Work to do> Note each line where "Speed" appears, and copy it.

>> begin Material for this exercise

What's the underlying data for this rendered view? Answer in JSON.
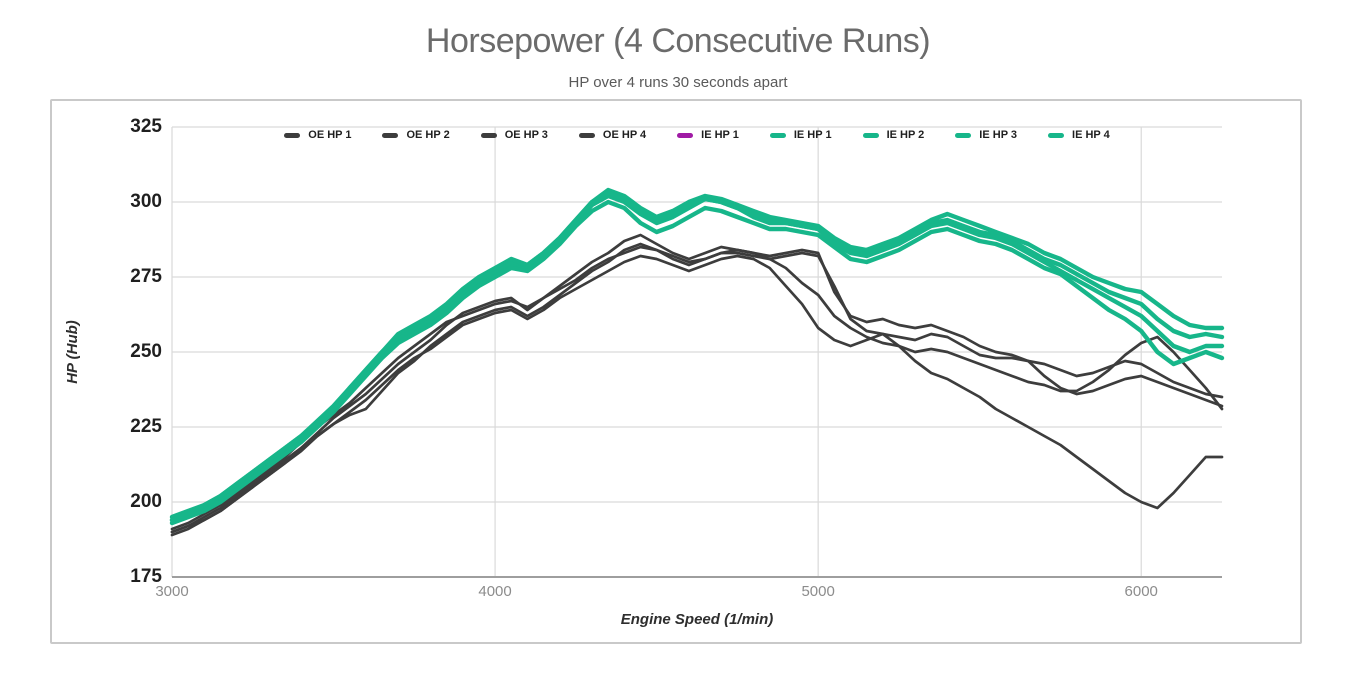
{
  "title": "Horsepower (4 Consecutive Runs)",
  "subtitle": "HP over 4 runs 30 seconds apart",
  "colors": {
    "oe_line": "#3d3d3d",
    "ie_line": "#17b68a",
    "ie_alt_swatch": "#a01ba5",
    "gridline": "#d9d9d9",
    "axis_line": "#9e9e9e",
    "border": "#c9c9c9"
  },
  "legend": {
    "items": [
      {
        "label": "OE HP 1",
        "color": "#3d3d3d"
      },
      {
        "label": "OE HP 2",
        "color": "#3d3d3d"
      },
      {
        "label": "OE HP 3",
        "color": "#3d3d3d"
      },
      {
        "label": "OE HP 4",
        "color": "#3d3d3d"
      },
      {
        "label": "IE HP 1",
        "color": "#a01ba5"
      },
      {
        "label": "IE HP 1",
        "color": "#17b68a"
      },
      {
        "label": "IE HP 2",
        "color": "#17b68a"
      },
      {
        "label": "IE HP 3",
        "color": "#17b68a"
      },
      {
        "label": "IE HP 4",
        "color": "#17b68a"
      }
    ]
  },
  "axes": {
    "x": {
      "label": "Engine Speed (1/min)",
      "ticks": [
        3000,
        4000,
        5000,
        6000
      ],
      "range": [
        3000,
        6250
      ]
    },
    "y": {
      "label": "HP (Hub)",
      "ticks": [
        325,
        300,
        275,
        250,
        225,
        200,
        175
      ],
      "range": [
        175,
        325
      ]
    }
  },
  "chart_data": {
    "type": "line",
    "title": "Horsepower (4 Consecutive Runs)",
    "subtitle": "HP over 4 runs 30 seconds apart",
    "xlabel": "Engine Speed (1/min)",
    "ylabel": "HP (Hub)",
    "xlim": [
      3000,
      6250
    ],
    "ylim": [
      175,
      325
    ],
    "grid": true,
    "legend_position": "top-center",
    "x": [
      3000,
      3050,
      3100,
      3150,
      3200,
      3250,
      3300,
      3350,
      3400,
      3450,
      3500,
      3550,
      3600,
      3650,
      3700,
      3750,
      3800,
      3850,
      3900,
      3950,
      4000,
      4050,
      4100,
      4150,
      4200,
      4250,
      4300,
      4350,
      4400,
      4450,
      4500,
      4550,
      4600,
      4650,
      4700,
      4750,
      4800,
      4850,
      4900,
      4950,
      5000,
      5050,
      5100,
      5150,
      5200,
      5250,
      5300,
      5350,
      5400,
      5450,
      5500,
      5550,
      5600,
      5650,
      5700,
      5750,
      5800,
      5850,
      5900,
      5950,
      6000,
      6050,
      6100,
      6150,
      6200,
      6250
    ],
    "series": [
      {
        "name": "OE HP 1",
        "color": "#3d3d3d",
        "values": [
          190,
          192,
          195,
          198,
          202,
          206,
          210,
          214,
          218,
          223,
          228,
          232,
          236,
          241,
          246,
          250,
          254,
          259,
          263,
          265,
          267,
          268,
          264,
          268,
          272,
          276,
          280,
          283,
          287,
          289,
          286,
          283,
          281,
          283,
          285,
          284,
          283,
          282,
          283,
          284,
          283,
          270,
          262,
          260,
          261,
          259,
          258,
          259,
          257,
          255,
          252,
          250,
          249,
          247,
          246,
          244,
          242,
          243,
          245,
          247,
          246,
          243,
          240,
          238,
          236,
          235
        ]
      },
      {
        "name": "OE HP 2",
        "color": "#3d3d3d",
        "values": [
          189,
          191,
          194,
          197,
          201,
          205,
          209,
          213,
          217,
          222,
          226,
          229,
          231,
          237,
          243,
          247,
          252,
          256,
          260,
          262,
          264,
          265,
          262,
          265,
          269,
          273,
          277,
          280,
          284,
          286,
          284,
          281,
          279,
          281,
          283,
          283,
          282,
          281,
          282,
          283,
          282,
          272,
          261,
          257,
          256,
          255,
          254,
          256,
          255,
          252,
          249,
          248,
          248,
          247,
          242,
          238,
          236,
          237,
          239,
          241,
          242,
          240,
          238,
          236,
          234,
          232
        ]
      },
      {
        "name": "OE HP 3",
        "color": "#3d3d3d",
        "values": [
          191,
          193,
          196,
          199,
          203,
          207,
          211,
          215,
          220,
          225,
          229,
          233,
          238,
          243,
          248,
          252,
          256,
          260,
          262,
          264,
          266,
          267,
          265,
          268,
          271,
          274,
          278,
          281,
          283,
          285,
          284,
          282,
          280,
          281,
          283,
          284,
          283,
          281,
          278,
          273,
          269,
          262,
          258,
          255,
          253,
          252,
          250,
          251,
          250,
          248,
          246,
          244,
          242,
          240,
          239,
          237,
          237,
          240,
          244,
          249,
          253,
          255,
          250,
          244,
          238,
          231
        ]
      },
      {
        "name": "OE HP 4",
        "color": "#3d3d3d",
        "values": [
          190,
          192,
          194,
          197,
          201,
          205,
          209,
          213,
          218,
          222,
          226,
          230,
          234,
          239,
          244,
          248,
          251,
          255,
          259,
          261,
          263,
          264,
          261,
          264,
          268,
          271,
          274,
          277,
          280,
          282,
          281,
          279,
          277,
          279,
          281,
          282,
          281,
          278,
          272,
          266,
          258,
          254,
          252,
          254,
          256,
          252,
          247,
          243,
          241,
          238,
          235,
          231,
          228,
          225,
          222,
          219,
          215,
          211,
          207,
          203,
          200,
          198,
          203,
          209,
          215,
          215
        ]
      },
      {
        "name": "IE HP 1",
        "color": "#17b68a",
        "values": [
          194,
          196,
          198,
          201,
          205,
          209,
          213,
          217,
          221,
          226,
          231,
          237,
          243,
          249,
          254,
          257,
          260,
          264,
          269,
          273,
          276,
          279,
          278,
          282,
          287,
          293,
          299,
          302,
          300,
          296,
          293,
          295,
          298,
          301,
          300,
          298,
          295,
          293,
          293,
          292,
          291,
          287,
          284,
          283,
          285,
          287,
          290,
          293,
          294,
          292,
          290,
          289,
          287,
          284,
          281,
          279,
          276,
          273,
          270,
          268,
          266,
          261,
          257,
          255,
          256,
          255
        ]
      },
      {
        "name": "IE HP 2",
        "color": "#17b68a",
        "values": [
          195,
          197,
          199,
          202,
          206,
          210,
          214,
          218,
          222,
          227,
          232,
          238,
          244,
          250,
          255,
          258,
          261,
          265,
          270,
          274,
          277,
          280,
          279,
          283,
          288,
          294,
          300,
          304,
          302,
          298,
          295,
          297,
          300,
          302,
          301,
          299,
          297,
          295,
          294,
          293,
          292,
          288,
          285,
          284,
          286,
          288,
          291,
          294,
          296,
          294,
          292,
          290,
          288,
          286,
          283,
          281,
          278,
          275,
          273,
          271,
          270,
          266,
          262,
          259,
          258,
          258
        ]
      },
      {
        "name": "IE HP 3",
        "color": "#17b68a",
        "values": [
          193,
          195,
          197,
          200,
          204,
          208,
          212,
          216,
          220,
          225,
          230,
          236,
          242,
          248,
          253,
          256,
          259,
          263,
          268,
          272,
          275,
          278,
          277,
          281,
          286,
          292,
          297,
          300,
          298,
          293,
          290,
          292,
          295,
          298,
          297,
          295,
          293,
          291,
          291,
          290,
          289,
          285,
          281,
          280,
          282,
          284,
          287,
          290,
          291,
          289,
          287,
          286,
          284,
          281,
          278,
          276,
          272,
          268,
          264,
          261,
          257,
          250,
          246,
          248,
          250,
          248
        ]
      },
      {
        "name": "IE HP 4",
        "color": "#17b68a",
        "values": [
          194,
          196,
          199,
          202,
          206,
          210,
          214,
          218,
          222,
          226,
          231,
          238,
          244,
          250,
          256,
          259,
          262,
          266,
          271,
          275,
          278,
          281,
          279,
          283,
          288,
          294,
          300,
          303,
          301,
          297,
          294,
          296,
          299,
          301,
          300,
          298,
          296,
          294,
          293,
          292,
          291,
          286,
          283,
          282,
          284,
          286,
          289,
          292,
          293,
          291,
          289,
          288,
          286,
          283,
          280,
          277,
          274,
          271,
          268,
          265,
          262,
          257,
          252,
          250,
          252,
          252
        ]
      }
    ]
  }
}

>> end Material for this exercise

Task solution>
      "label": "Engine Speed (1/min)",
    "xlabel": "Engine Speed (1/min)",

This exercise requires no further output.